━━ Records for processing
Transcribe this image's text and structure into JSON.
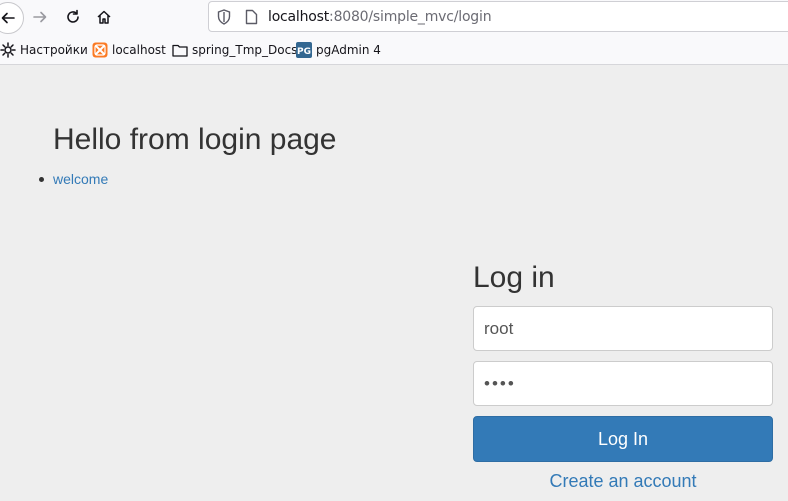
{
  "browser": {
    "url": {
      "host": "localhost",
      "rest": ":8080/simple_mvc/login"
    },
    "bookmarks": [
      {
        "label": "Настройки",
        "icon": "gear-icon"
      },
      {
        "label": "localhost",
        "icon": "xampp-icon"
      },
      {
        "label": "spring_Tmp_Docs",
        "icon": "folder-icon"
      },
      {
        "label": "pgAdmin 4",
        "icon": "pgadmin-icon"
      }
    ]
  },
  "page": {
    "title": "Hello from login page",
    "nav": [
      {
        "label": "welcome"
      }
    ]
  },
  "login": {
    "title": "Log in",
    "username_value": "root",
    "password_value": "••••",
    "submit_label": "Log In",
    "create_account_label": "Create an account"
  },
  "colors": {
    "primary": "#337ab7",
    "background": "#eeeeee"
  }
}
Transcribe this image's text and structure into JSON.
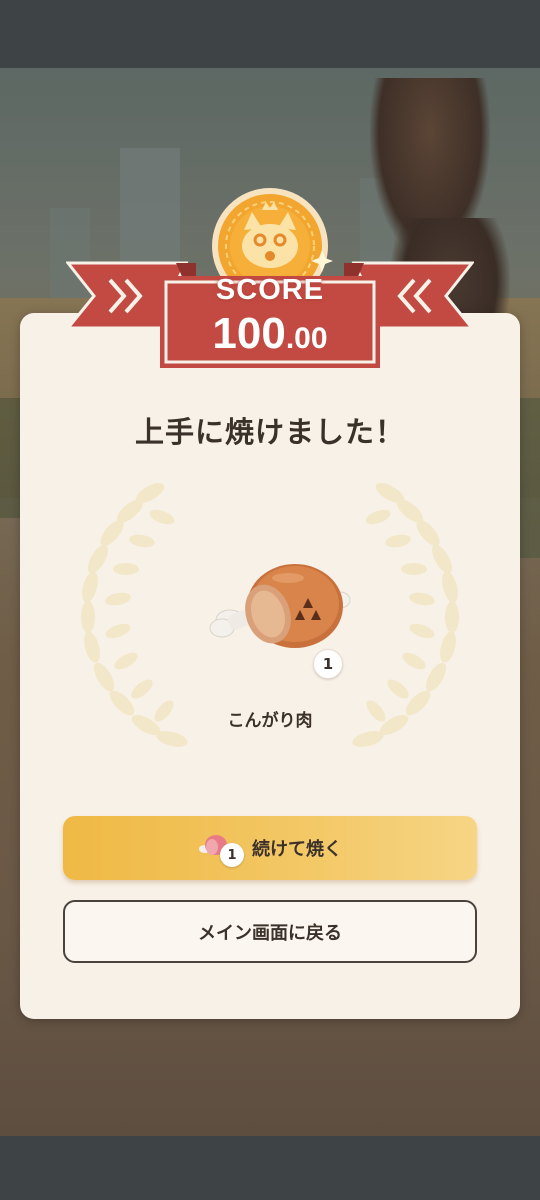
{
  "score": {
    "label": "SCORE",
    "value_integer": "100",
    "value_decimal": ".00"
  },
  "result": {
    "title": "上手に焼けました！",
    "item": {
      "name": "こんがり肉",
      "quantity": "1",
      "icon": "well-done-steak-icon"
    }
  },
  "buttons": {
    "continue_label": "続けて焼く",
    "continue_cost_quantity": "1",
    "continue_cost_icon": "raw-meat-icon",
    "back_label": "メイン画面に戻る"
  },
  "colors": {
    "banner_red": "#c24a43",
    "card_bg": "#f8f1e7",
    "continue_button": "#efb944",
    "medal_gold": "#f2a52f"
  }
}
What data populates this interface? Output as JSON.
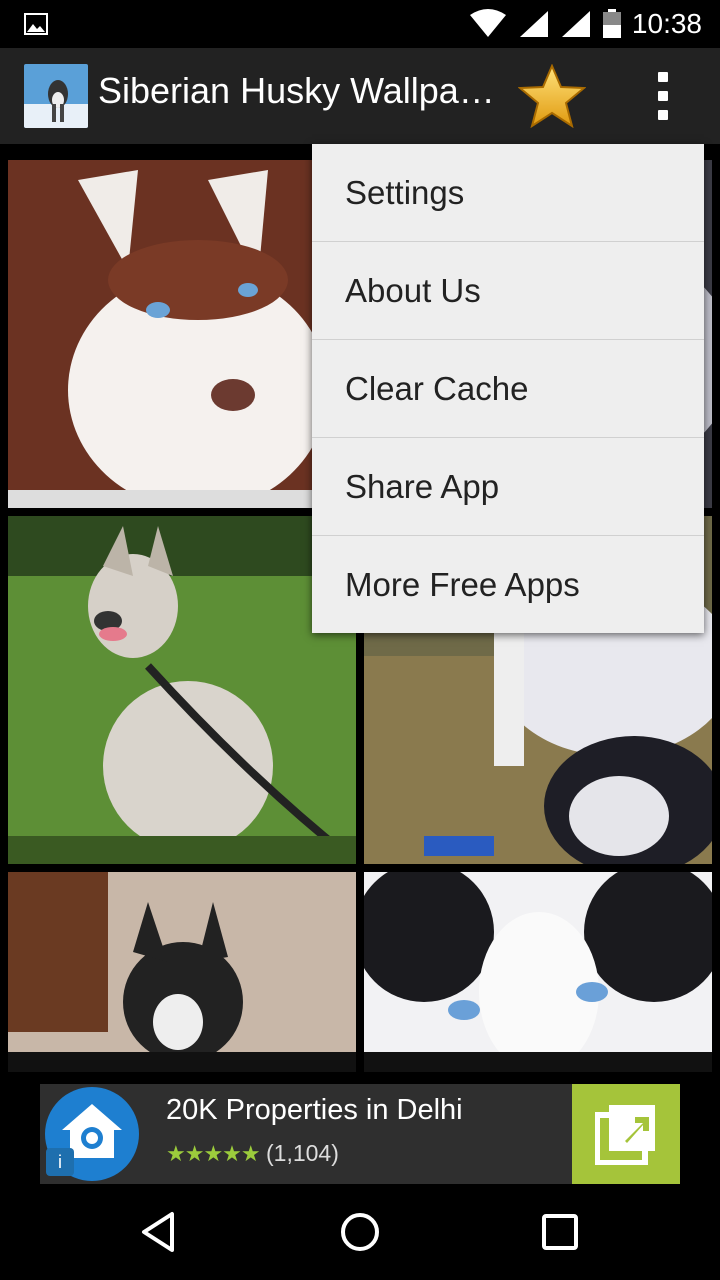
{
  "status_bar": {
    "time": "10:38",
    "icons": [
      "image-icon",
      "wifi-icon",
      "signal-icon",
      "signal-icon",
      "battery-icon"
    ]
  },
  "action_bar": {
    "title": "Siberian Husky Wallpa…",
    "icons": [
      "app-icon",
      "star-icon",
      "overflow-menu-icon"
    ]
  },
  "overflow_menu": {
    "items": [
      {
        "label": "Settings"
      },
      {
        "label": "About Us"
      },
      {
        "label": "Clear Cache"
      },
      {
        "label": "Share App"
      },
      {
        "label": "More Free Apps"
      }
    ]
  },
  "gallery": {
    "tiles": [
      {
        "name": "husky-puppy-brown"
      },
      {
        "name": "husky-puppy-grey"
      },
      {
        "name": "husky-sitting-grass"
      },
      {
        "name": "husky-with-puppy"
      },
      {
        "name": "husky-puppy-black"
      },
      {
        "name": "husky-eyes-closeup"
      }
    ]
  },
  "ad": {
    "title": "20K Properties in Delhi",
    "rating_stars": "★★★★★",
    "rating_count": "(1,104)",
    "info_label": "i",
    "accent": "#a5c43a"
  },
  "nav_bar": {
    "buttons": [
      "back-icon",
      "home-icon",
      "recents-icon"
    ]
  },
  "colors": {
    "action_bar": "#222222",
    "menu_bg": "#eeeeee",
    "status_bar": "#000000"
  }
}
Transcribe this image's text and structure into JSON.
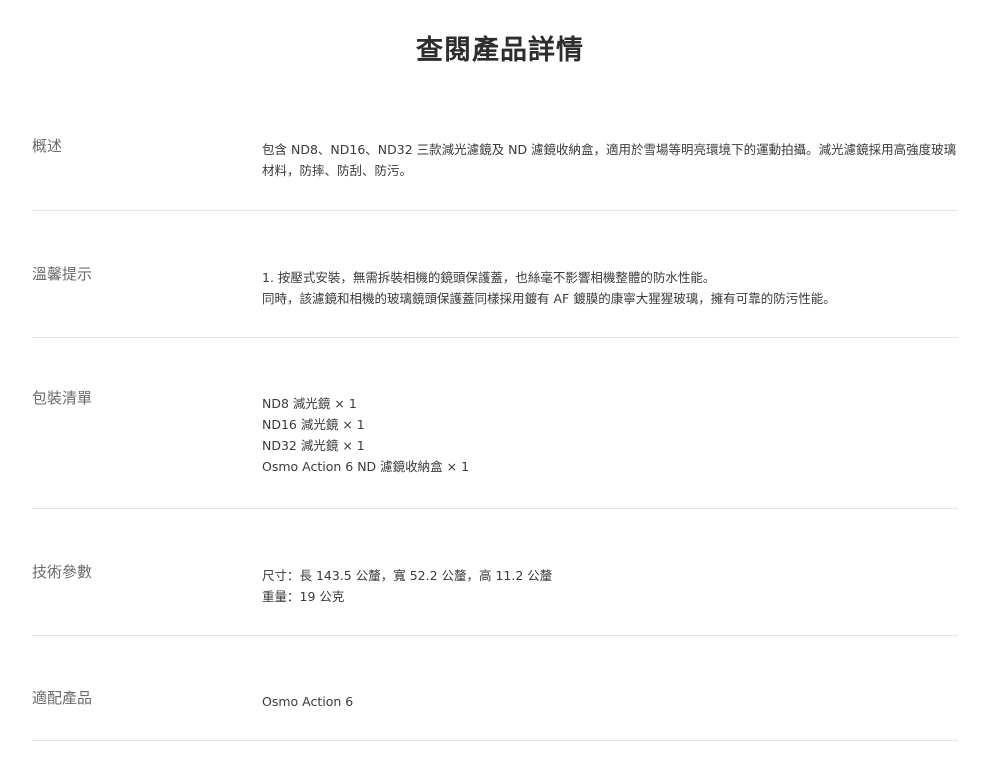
{
  "page": {
    "title": "查閱產品詳情"
  },
  "sections": [
    {
      "label": "概述",
      "lines": [
        "包含 ND8、ND16、ND32 三款減光濾鏡及 ND 濾鏡收納盒，適用於雪場等明亮環境下的運動拍攝。減光濾鏡採用高強度玻璃材料，防摔、防刮、防污。"
      ]
    },
    {
      "label": "溫馨提示",
      "lines": [
        "1. 按壓式安裝，無需拆裝相機的鏡頭保護蓋，也絲毫不影響相機整體的防水性能。",
        "同時，該濾鏡和相機的玻璃鏡頭保護蓋同樣採用鍍有 AF 鍍膜的康寧大猩猩玻璃，擁有可靠的防污性能。"
      ]
    },
    {
      "label": "包裝清單",
      "lines": [
        "ND8 減光鏡 × 1",
        "ND16 減光鏡 × 1",
        "ND32 減光鏡 × 1",
        "Osmo Action 6 ND 濾鏡收納盒 × 1"
      ]
    },
    {
      "label": "技術參數",
      "lines": [
        "尺寸：長 143.5 公釐，寬 52.2 公釐，高 11.2 公釐",
        "重量：19 公克"
      ]
    },
    {
      "label": "適配產品",
      "lines": [
        "Osmo Action 6"
      ]
    }
  ]
}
━━━━
● **Task prompt**
Each entry should be repeated exactly as it appears; the pictures stay out.

● **Output below**
Transcribe this image's text and structure into JSON.
{
  "browser": {
    "url": {
      "host": "localhost",
      "rest": ":8080/simple_mvc/login"
    },
    "bookmarks": [
      {
        "label": "Настройки",
        "icon": "gear-icon"
      },
      {
        "label": "localhost",
        "icon": "xampp-icon"
      },
      {
        "label": "spring_Tmp_Docs",
        "icon": "folder-icon"
      },
      {
        "label": "pgAdmin 4",
        "icon": "pgadmin-icon"
      }
    ]
  },
  "page": {
    "title": "Hello from login page",
    "nav": [
      {
        "label": "welcome"
      }
    ]
  },
  "login": {
    "title": "Log in",
    "username_value": "root",
    "password_value": "••••",
    "submit_label": "Log In",
    "create_account_label": "Create an account"
  },
  "colors": {
    "primary": "#337ab7",
    "background": "#eeeeee"
  }
}
Transcribe this image's text and structure into JSON.
{
  "score": {
    "label": "SCORE",
    "value_integer": "100",
    "value_decimal": ".00"
  },
  "result": {
    "title": "上手に焼けました！",
    "item": {
      "name": "こんがり肉",
      "quantity": "1",
      "icon": "well-done-steak-icon"
    }
  },
  "buttons": {
    "continue_label": "続けて焼く",
    "continue_cost_quantity": "1",
    "continue_cost_icon": "raw-meat-icon",
    "back_label": "メイン画面に戻る"
  },
  "colors": {
    "banner_red": "#c24a43",
    "card_bg": "#f8f1e7",
    "continue_button": "#efb944",
    "medal_gold": "#f2a52f"
  }
}
What data populates this interface? Output as JSON.
{
  "status_bar": {
    "time": "10:38",
    "icons": [
      "image-icon",
      "wifi-icon",
      "signal-icon",
      "signal-icon",
      "battery-icon"
    ]
  },
  "action_bar": {
    "title": "Siberian Husky Wallpa…",
    "icons": [
      "app-icon",
      "star-icon",
      "overflow-menu-icon"
    ]
  },
  "overflow_menu": {
    "items": [
      {
        "label": "Settings"
      },
      {
        "label": "About Us"
      },
      {
        "label": "Clear Cache"
      },
      {
        "label": "Share App"
      },
      {
        "label": "More Free Apps"
      }
    ]
  },
  "gallery": {
    "tiles": [
      {
        "name": "husky-puppy-brown"
      },
      {
        "name": "husky-puppy-grey"
      },
      {
        "name": "husky-sitting-grass"
      },
      {
        "name": "husky-with-puppy"
      },
      {
        "name": "husky-puppy-black"
      },
      {
        "name": "husky-eyes-closeup"
      }
    ]
  },
  "ad": {
    "title": "20K Properties in Delhi",
    "rating_stars": "★★★★★",
    "rating_count": "(1,104)",
    "info_label": "i",
    "accent": "#a5c43a"
  },
  "nav_bar": {
    "buttons": [
      "back-icon",
      "home-icon",
      "recents-icon"
    ]
  },
  "colors": {
    "action_bar": "#222222",
    "menu_bg": "#eeeeee",
    "status_bar": "#000000"
  }
}
Transcribe this image's text and structure into JSON.
{
  "page": {
    "title": "查閱產品詳情"
  },
  "sections": [
    {
      "label": "概述",
      "lines": [
        "包含 ND8、ND16、ND32 三款減光濾鏡及 ND 濾鏡收納盒，適用於雪場等明亮環境下的運動拍攝。減光濾鏡採用高強度玻璃材料，防摔、防刮、防污。"
      ]
    },
    {
      "label": "溫馨提示",
      "lines": [
        "1. 按壓式安裝，無需拆裝相機的鏡頭保護蓋，也絲毫不影響相機整體的防水性能。",
        "同時，該濾鏡和相機的玻璃鏡頭保護蓋同樣採用鍍有 AF 鍍膜的康寧大猩猩玻璃，擁有可靠的防污性能。"
      ]
    },
    {
      "label": "包裝清單",
      "lines": [
        "ND8 減光鏡 × 1",
        "ND16 減光鏡 × 1",
        "ND32 減光鏡 × 1",
        "Osmo Action 6 ND 濾鏡收納盒 × 1"
      ]
    },
    {
      "label": "技術參數",
      "lines": [
        "尺寸：長 143.5 公釐，寬 52.2 公釐，高 11.2 公釐",
        "重量：19 公克"
      ]
    },
    {
      "label": "適配產品",
      "lines": [
        "Osmo Action 6"
      ]
    }
  ]
}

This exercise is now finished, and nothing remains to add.